PROBLEM A: In the article about the Hater dating app, what term did Jennifer Bosson use for mutual antipathy?

Nice to hate you...
The dating app with a difference
Long walks on the beach, holding hands in front of the fire, a walk in the rain, the smell of freshly cut grass – we all know the hackneyed things people say they love when they’re looking for a romantic partner. But that may all be about to change. Last week, a new dating app called Hater was launched, to match people on account of their pet peeves as opposed to their passions.
The app, which aims to “help you meet someone who hates the same stuff as you”, offers the user a selection of thousands of things for which they can register their love, indifference or downright hatred. These range (widely) from Donald Trump to socialising with colleagues, via investment bankers, Lady Gaga, tofu, zumba, complaining,
Downton Abbey and LinkedIn. The app then builds a profile based on those answers to match you with like-minded users. Its 29-year-old creator, former Goldman Sachs employee Brendan Alper, explained: “What we hate is an important part of who we are, but it’s often swept under the rug in our public persona.”
There’s even science to back it up – in 2006, Jennifer Bosson, a social psychologist at the University of South Florida, led a series of studies that examined how people bond via shared negative attitudes toward others.
“There’s something really powerful about the discovery of shared negative attitudes,” she said, calling the mutual antipathy a “third entity”. The object of dislike is often more trivial than it is universal – a celebrity, for example, or a type of food. She surmised that when people reveal something they dislike to a fairly new acquaintance, it creates a form of intimacy. Anyone can share pleasantries – it is taking the risk of sharing something negative that establishes a certain level of trust in a new relationship.

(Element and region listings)
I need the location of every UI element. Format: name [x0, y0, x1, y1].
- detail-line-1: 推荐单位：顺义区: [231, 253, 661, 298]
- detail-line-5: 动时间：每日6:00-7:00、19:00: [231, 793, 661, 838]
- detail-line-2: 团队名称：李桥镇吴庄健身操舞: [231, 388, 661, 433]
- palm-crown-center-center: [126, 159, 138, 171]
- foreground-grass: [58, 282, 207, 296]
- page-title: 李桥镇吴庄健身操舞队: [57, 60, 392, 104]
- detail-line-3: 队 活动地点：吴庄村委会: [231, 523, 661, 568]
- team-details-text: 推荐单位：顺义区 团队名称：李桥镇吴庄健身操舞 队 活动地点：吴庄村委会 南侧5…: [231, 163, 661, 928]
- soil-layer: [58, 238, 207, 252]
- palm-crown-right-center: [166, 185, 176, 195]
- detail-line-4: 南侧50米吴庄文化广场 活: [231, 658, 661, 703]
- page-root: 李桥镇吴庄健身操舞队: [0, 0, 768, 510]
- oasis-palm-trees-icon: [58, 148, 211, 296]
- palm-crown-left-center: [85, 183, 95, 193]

PROBLEM B: Copy out all of the records above line for line, without changing anything.

EXPECTED ANSWER A: She called it a "third entity."

EXPECTED ANSWER B:
I need the location of every UI element. Format: name [x0, y0, x1, y1].
- detail-line-1: 推荐单位：顺义区: [231, 253, 661, 298]
- detail-line-5: 动时间：每日6:00-7:00、19:00: [231, 793, 661, 838]
- detail-line-2: 团队名称：李桥镇吴庄健身操舞: [231, 388, 661, 433]
- palm-crown-center-center: [126, 159, 138, 171]
- foreground-grass: [58, 282, 207, 296]
- page-title: 李桥镇吴庄健身操舞队: [57, 60, 392, 104]
- detail-line-3: 队 活动地点：吴庄村委会: [231, 523, 661, 568]
- team-details-text: 推荐单位：顺义区 团队名称：李桥镇吴庄健身操舞 队 活动地点：吴庄村委会 南侧5…: [231, 163, 661, 928]
- soil-layer: [58, 238, 207, 252]
- palm-crown-right-center: [166, 185, 176, 195]
- detail-line-4: 南侧50米吴庄文化广场 活: [231, 658, 661, 703]
- page-root: 李桥镇吴庄健身操舞队: [0, 0, 768, 510]
- oasis-palm-trees-icon: [58, 148, 211, 296]
- palm-crown-left-center: [85, 183, 95, 193]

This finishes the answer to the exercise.